### ITEMS ###
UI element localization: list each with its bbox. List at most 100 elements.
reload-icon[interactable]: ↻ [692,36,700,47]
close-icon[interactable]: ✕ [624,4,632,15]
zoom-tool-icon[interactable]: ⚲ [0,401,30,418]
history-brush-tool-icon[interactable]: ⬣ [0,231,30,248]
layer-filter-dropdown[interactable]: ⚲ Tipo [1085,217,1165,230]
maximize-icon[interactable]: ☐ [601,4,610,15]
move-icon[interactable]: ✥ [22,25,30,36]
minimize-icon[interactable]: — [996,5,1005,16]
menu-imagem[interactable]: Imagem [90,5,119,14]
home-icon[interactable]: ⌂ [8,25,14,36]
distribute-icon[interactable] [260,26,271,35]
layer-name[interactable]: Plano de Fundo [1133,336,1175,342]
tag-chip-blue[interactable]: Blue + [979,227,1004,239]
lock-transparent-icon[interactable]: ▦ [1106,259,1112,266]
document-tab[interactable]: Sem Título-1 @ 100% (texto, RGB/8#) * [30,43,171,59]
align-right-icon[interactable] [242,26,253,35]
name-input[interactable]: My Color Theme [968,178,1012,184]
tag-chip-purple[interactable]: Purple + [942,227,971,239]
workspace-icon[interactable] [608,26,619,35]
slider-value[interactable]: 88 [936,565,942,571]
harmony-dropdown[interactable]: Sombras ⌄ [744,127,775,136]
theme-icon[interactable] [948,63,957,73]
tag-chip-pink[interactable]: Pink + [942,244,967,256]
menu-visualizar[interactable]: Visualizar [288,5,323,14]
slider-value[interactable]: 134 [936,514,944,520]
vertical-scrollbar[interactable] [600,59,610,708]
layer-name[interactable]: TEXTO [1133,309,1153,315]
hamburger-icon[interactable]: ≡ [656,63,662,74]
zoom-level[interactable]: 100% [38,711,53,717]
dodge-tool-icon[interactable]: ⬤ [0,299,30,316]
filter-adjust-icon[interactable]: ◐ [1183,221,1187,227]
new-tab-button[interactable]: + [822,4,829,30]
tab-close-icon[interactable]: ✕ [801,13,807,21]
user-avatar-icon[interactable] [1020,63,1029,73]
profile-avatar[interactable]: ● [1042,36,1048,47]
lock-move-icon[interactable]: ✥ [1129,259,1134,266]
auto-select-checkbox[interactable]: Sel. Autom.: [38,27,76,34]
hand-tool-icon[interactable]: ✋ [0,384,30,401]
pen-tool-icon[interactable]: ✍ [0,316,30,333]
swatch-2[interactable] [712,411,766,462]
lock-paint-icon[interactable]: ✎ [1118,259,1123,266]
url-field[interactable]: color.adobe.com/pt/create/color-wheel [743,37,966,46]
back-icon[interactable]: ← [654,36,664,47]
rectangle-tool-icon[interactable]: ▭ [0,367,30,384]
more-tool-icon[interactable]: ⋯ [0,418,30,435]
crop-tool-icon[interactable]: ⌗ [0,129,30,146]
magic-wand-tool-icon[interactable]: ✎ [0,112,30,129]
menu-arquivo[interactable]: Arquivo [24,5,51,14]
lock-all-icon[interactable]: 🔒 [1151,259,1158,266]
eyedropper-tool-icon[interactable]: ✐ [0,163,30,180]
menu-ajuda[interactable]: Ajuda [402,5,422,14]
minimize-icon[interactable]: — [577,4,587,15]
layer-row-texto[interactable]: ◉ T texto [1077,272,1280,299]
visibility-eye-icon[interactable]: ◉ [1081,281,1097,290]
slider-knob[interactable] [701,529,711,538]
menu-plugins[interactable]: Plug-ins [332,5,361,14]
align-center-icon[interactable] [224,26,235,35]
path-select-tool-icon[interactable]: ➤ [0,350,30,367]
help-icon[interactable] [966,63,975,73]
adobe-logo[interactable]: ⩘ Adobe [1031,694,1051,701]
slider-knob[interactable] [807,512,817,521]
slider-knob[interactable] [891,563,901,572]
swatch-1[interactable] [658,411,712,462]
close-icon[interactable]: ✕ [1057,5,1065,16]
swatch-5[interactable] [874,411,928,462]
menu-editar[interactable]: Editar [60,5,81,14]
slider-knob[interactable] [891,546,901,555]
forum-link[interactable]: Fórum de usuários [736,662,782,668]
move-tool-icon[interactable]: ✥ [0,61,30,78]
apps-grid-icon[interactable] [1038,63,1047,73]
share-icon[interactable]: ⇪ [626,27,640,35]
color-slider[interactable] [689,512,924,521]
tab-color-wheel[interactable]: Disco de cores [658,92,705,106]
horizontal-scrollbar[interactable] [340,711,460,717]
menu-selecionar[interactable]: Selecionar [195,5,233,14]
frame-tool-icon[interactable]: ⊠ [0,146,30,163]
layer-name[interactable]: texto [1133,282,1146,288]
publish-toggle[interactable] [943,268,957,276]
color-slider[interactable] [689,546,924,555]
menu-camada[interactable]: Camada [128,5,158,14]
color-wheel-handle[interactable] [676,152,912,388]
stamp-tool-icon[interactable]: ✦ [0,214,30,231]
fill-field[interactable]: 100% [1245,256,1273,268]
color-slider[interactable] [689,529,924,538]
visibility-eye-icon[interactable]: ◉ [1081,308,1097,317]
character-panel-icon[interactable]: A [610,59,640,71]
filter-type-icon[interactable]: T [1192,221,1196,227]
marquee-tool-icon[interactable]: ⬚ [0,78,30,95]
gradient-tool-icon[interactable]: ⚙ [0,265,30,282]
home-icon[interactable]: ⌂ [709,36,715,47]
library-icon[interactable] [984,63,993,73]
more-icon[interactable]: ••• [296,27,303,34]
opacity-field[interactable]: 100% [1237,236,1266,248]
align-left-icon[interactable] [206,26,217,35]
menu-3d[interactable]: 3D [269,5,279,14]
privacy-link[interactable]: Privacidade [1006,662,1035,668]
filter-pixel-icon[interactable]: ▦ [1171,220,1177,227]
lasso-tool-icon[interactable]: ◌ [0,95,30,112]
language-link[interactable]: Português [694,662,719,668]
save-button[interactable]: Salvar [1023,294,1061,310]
###
REQUIREMENT:
Repeat the material word for word, from its first line through the line containing "layer-filter-dropdown[interactable]: ⚲ Tipo".

SOLUTION TO THIS EXERCISE:
UI element localization: list each with its bbox. List at most 100 elements.
reload-icon[interactable]: ↻ [692,36,700,47]
close-icon[interactable]: ✕ [624,4,632,15]
zoom-tool-icon[interactable]: ⚲ [0,401,30,418]
history-brush-tool-icon[interactable]: ⬣ [0,231,30,248]
layer-filter-dropdown[interactable]: ⚲ Tipo [1085,217,1165,230]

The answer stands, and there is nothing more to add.